▶ _Extracted information_:
+++
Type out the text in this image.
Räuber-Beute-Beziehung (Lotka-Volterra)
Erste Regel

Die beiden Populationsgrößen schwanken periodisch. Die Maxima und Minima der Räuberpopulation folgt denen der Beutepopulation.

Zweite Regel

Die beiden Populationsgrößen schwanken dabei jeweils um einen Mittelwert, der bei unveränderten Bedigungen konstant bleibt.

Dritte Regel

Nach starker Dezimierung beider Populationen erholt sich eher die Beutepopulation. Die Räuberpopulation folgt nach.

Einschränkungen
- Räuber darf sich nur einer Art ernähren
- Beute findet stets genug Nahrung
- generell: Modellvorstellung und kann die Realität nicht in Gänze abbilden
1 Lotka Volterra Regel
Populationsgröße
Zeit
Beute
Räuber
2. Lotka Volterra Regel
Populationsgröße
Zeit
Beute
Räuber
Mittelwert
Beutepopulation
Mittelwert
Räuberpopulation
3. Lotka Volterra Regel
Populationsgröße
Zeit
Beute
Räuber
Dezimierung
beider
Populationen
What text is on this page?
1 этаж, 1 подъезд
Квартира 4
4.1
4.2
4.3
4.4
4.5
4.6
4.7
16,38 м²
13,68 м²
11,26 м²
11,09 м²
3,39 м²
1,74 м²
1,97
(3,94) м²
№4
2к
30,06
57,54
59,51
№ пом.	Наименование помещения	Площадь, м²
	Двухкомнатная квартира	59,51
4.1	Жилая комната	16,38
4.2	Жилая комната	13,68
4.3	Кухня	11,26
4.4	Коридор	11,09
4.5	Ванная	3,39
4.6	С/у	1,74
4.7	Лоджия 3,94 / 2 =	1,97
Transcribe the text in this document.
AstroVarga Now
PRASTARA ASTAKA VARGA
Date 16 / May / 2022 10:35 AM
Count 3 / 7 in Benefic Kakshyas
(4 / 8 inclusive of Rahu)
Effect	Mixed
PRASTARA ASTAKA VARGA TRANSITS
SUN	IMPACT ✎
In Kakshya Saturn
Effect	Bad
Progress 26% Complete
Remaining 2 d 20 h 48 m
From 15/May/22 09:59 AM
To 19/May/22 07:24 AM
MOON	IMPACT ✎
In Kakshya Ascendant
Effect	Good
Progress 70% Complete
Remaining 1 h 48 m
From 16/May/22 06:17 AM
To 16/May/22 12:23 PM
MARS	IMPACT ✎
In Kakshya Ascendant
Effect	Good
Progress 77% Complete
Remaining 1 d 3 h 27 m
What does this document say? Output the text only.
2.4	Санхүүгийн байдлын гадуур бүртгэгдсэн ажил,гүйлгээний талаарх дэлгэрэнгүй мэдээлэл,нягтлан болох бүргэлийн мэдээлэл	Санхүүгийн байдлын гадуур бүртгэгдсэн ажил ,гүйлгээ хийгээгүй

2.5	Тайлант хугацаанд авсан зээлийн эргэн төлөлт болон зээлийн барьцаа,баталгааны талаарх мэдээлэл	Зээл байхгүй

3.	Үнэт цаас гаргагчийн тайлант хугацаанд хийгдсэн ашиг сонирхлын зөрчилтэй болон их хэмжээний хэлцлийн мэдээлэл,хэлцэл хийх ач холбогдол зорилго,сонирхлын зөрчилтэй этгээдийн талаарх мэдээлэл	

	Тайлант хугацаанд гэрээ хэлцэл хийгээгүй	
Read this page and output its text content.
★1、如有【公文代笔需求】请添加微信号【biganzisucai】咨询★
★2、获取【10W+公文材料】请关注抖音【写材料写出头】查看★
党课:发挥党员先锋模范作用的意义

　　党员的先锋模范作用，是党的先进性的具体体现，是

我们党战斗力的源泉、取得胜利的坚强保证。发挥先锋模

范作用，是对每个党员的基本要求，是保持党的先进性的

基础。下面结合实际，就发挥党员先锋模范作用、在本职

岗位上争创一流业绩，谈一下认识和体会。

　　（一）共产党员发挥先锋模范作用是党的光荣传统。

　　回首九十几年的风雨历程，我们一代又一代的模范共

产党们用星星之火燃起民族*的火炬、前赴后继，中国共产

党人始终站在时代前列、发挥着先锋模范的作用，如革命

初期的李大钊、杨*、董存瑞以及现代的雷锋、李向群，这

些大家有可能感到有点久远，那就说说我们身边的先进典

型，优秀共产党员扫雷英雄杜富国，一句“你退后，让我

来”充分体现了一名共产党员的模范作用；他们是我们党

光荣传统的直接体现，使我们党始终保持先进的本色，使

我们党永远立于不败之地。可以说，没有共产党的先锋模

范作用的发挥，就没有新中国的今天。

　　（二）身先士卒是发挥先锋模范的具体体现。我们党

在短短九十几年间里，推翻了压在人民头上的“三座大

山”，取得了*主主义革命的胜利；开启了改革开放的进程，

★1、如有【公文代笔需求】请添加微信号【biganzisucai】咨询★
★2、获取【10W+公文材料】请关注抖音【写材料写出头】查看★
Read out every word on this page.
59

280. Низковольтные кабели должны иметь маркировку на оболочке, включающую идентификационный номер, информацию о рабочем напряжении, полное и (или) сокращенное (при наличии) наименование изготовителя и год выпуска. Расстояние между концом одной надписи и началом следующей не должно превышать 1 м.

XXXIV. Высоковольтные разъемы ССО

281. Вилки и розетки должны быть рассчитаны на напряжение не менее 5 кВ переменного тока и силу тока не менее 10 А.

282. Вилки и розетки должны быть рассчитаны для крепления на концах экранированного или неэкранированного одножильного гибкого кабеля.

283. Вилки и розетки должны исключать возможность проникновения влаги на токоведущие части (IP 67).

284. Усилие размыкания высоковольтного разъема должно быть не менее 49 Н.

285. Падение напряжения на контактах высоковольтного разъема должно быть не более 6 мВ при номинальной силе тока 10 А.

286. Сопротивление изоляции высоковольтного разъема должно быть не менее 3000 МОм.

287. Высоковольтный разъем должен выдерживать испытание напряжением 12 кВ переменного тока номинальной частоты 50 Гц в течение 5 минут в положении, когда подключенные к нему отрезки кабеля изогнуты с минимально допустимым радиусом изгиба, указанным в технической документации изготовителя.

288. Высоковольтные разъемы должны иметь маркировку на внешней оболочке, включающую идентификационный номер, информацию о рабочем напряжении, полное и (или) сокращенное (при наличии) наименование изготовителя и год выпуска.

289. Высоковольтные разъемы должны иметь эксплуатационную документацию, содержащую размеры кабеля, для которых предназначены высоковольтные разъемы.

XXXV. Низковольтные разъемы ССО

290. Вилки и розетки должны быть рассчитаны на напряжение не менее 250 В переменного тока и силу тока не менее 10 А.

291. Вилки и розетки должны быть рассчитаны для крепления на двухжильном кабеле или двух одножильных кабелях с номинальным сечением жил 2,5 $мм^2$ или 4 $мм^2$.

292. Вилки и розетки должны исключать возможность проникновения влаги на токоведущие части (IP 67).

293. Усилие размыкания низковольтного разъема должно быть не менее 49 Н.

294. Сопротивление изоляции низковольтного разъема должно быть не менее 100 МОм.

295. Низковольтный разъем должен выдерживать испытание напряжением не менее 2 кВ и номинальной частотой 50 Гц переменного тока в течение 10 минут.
+++
▶ _Short task_:
Everything in the listing above should be restated exactly.

▶ _Exercise solution_:
Type out the text in this image.
Räuber-Beute-Beziehung (Lotka-Volterra)
Erste Regel

Die beiden Populationsgrößen schwanken periodisch. Die Maxima und Minima der Räuberpopulation folgt denen der Beutepopulation.

Zweite Regel

Die beiden Populationsgrößen schwanken dabei jeweils um einen Mittelwert, der bei unveränderten Bedigungen konstant bleibt.

Dritte Regel

Nach starker Dezimierung beider Populationen erholt sich eher die Beutepopulation. Die Räuberpopulation folgt nach.

Einschränkungen
- Räuber darf sich nur einer Art ernähren
- Beute findet stets genug Nahrung
- generell: Modellvorstellung und kann die Realität nicht in Gänze abbilden
1 Lotka Volterra Regel
Populationsgröße
Zeit
Beute
Räuber
2. Lotka Volterra Regel
Populationsgröße
Zeit
Beute
Räuber
Mittelwert
Beutepopulation
Mittelwert
Räuberpopulation
3. Lotka Volterra Regel
Populationsgröße
Zeit
Beute
Räuber
Dezimierung
beider
Populationen
What text is on this page?
1 этаж, 1 подъезд
Квартира 4
4.1
4.2
4.3
4.4
4.5
4.6
4.7
16,38 м²
13,68 м²
11,26 м²
11,09 м²
3,39 м²
1,74 м²
1,97
(3,94) м²
№4
2к
30,06
57,54
59,51
№ пом.	Наименование помещения	Площадь, м²
	Двухкомнатная квартира	59,51
4.1	Жилая комната	16,38
4.2	Жилая комната	13,68
4.3	Кухня	11,26
4.4	Коридор	11,09
4.5	Ванная	3,39
4.6	С/у	1,74
4.7	Лоджия 3,94 / 2 =	1,97
Transcribe the text in this document.
AstroVarga Now
PRASTARA ASTAKA VARGA
Date 16 / May / 2022 10:35 AM
Count 3 / 7 in Benefic Kakshyas
(4 / 8 inclusive of Rahu)
Effect	Mixed
PRASTARA ASTAKA VARGA TRANSITS
SUN	IMPACT ✎
In Kakshya Saturn
Effect	Bad
Progress 26% Complete
Remaining 2 d 20 h 48 m
From 15/May/22 09:59 AM
To 19/May/22 07:24 AM
MOON	IMPACT ✎
In Kakshya Ascendant
Effect	Good
Progress 70% Complete
Remaining 1 h 48 m
From 16/May/22 06:17 AM
To 16/May/22 12:23 PM
MARS	IMPACT ✎
In Kakshya Ascendant
Effect	Good
Progress 77% Complete
Remaining 1 d 3 h 27 m
What does this document say? Output the text only.
2.4	Санхүүгийн байдлын гадуур бүртгэгдсэн ажил,гүйлгээний талаарх дэлгэрэнгүй мэдээлэл,нягтлан болох бүргэлийн мэдээлэл	Санхүүгийн байдлын гадуур бүртгэгдсэн ажил ,гүйлгээ хийгээгүй

2.5	Тайлант хугацаанд авсан зээлийн эргэн төлөлт болон зээлийн барьцаа,баталгааны талаарх мэдээлэл	Зээл байхгүй

3.	Үнэт цаас гаргагчийн тайлант хугацаанд хийгдсэн ашиг сонирхлын зөрчилтэй болон их хэмжээний хэлцлийн мэдээлэл,хэлцэл хийх ач холбогдол зорилго,сонирхлын зөрчилтэй этгээдийн талаарх мэдээлэл	

	Тайлант хугацаанд гэрээ хэлцэл хийгээгүй	
Read this page and output its text content.
★1、如有【公文代笔需求】请添加微信号【biganzisucai】咨询★
★2、获取【10W+公文材料】请关注抖音【写材料写出头】查看★
党课:发挥党员先锋模范作用的意义

　　党员的先锋模范作用，是党的先进性的具体体现，是

我们党战斗力的源泉、取得胜利的坚强保证。发挥先锋模

范作用，是对每个党员的基本要求，是保持党的先进性的

基础。下面结合实际，就发挥党员先锋模范作用、在本职

岗位上争创一流业绩，谈一下认识和体会。

　　（一）共产党员发挥先锋模范作用是党的光荣传统。

　　回首九十几年的风雨历程，我们一代又一代的模范共

产党们用星星之火燃起民族*的火炬、前赴后继，中国共产

党人始终站在时代前列、发挥着先锋模范的作用，如革命

初期的李大钊、杨*、董存瑞以及现代的雷锋、李向群，这

些大家有可能感到有点久远，那就说说我们身边的先进典

型，优秀共产党员扫雷英雄杜富国，一句“你退后，让我

来”充分体现了一名共产党员的模范作用；他们是我们党

光荣传统的直接体现，使我们党始终保持先进的本色，使

我们党永远立于不败之地。可以说，没有共产党的先锋模

范作用的发挥，就没有新中国的今天。

　　（二）身先士卒是发挥先锋模范的具体体现。我们党

在短短九十几年间里，推翻了压在人民头上的“三座大

山”，取得了*主主义革命的胜利；开启了改革开放的进程，

★1、如有【公文代笔需求】请添加微信号【biganzisucai】咨询★
★2、获取【10W+公文材料】请关注抖音【写材料写出头】查看★
Read out every word on this page.
59

280. Низковольтные кабели должны иметь маркировку на оболочке, включающую идентификационный номер, информацию о рабочем напряжении, полное и (или) сокращенное (при наличии) наименование изготовителя и год выпуска. Расстояние между концом одной надписи и началом следующей не должно превышать 1 м.

XXXIV. Высоковольтные разъемы ССО

281. Вилки и розетки должны быть рассчитаны на напряжение не менее 5 кВ переменного тока и силу тока не менее 10 А.

282. Вилки и розетки должны быть рассчитаны для крепления на концах экранированного или неэкранированного одножильного гибкого кабеля.

283. Вилки и розетки должны исключать возможность проникновения влаги на токоведущие части (IP 67).

284. Усилие размыкания высоковольтного разъема должно быть не менее 49 Н.

285. Падение напряжения на контактах высоковольтного разъема должно быть не более 6 мВ при номинальной силе тока 10 А.

286. Сопротивление изоляции высоковольтного разъема должно быть не менее 3000 МОм.

287. Высоковольтный разъем должен выдерживать испытание напряжением 12 кВ переменного тока номинальной частоты 50 Гц в течение 5 минут в положении, когда подключенные к нему отрезки кабеля изогнуты с минимально допустимым радиусом изгиба, указанным в технической документации изготовителя.

288. Высоковольтные разъемы должны иметь маркировку на внешней оболочке, включающую идентификационный номер, информацию о рабочем напряжении, полное и (или) сокращенное (при наличии) наименование изготовителя и год выпуска.

289. Высоковольтные разъемы должны иметь эксплуатационную документацию, содержащую размеры кабеля, для которых предназначены высоковольтные разъемы.

XXXV. Низковольтные разъемы ССО

290. Вилки и розетки должны быть рассчитаны на напряжение не менее 250 В переменного тока и силу тока не менее 10 А.

291. Вилки и розетки должны быть рассчитаны для крепления на двухжильном кабеле или двух одножильных кабелях с номинальным сечением жил 2,5 $мм^2$ или 4 $мм^2$.

292. Вилки и розетки должны исключать возможность проникновения влаги на токоведущие части (IP 67).

293. Усилие размыкания низковольтного разъема должно быть не менее 49 Н.

294. Сопротивление изоляции низковольтного разъема должно быть не менее 100 МОм.

295. Низковольтный разъем должен выдерживать испытание напряжением не менее 2 кВ и номинальной частотой 50 Гц переменного тока в течение 10 минут.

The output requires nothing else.